**TO BE DONE:** Answer with the number of lines in the listing below that contain the word "Pradesh", and nothing else.

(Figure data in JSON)
- - - - - - -

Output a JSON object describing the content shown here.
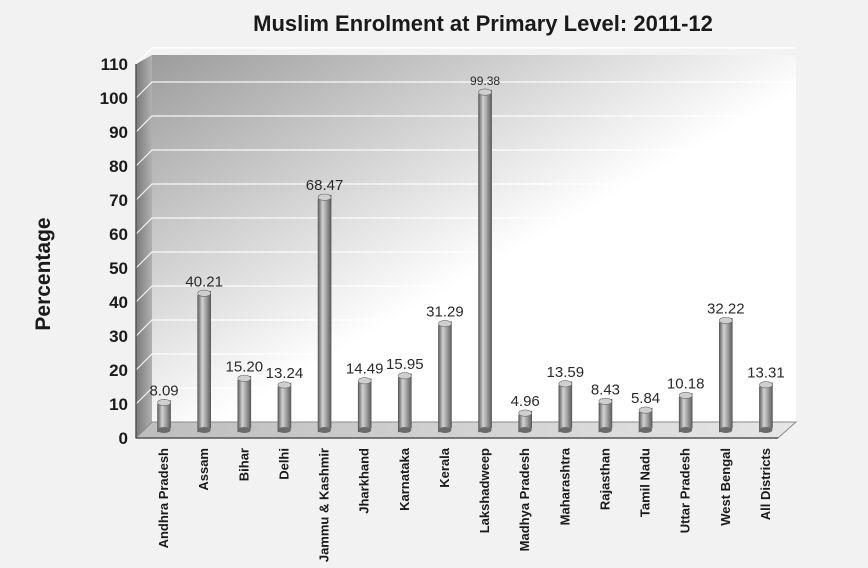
{
  "chart_data": {
    "type": "bar",
    "title": "Muslim Enrolment at Primary Level: 2011-12",
    "ylabel": "Percentage",
    "xlabel": "",
    "ylim": [
      0,
      110
    ],
    "yticks": [
      0,
      10,
      20,
      30,
      40,
      50,
      60,
      70,
      80,
      90,
      100,
      110
    ],
    "grid": true,
    "bar_style": "3d-cylinder",
    "colors": {
      "bar_light": "#c8c8c8",
      "bar_dark": "#5e5e5e",
      "wall_light": "#ffffff",
      "wall_dark": "#9c9c9c"
    },
    "categories": [
      "Andhra Pradesh",
      "Assam",
      "Bihar",
      "Delhi",
      "Jammu & Kashmir",
      "Jharkhand",
      "Karnataka",
      "Kerala",
      "Lakshadweep",
      "Madhya Pradesh",
      "Maharashtra",
      "Rajasthan",
      "Tamil Nadu",
      "Uttar Pradesh",
      "West Bengal",
      "All Districts"
    ],
    "values": [
      8.09,
      40.21,
      15.2,
      13.24,
      68.47,
      14.49,
      15.95,
      31.29,
      99.38,
      4.96,
      13.59,
      8.43,
      5.84,
      10.18,
      32.22,
      13.31
    ],
    "value_labels": [
      "8.09",
      "40.21",
      "15.20",
      "13.24",
      "68.47",
      "14.49",
      "15.95",
      "31.29",
      "99.38",
      "4.96",
      "13.59",
      "8.43",
      "5.84",
      "10.18",
      "32.22",
      "13.31"
    ]
  }
}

- - - - - - -

**EXERCISE ANSWER:** 3